The request » Pick out every line with the word "Reflex" and copy it.

Dataset records »
■ ■ ■ ■ ■ ■ ■
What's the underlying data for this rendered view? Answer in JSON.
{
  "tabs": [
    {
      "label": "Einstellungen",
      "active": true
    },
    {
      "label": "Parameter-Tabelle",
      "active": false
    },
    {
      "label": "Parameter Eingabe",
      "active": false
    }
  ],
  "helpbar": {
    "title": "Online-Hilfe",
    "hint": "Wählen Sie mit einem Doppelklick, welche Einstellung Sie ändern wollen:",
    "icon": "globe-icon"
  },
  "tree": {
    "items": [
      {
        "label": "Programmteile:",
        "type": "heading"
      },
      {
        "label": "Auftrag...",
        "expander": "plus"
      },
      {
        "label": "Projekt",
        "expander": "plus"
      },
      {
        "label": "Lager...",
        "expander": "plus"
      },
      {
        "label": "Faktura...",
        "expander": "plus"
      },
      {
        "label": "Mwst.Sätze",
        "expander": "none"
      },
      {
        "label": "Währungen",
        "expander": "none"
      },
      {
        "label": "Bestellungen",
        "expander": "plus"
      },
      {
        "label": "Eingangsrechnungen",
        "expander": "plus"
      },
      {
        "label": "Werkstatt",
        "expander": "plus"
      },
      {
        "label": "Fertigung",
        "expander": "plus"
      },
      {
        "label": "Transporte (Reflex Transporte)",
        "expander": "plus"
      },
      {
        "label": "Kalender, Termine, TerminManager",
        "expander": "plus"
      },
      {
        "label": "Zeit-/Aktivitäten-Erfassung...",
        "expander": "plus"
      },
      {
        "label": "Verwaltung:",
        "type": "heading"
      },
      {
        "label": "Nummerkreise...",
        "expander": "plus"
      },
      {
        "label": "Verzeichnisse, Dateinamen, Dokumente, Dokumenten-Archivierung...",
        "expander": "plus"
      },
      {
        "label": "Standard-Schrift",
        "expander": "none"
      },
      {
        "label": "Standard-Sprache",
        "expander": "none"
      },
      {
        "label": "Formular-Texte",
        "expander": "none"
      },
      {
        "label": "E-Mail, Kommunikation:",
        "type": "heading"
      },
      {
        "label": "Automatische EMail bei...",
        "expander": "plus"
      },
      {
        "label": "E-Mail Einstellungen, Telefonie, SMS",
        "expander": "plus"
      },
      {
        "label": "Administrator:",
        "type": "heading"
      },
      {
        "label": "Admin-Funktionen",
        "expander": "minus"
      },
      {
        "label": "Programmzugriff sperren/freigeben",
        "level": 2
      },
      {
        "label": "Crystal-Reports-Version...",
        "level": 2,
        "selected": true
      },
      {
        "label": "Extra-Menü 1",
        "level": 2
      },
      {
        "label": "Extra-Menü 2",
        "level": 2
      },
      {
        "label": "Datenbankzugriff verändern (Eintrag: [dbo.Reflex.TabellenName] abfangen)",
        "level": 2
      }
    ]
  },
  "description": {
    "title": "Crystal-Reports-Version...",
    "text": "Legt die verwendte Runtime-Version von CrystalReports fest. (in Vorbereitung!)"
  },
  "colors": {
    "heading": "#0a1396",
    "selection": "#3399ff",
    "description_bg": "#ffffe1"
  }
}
■ ■ ■ ■ ■ ■ ■
Task response »
        "label": "Transporte (Reflex Transporte)",
        "label": "Datenbankzugriff verändern (Eintrag: [dbo.Reflex.TabellenName] abfangen)",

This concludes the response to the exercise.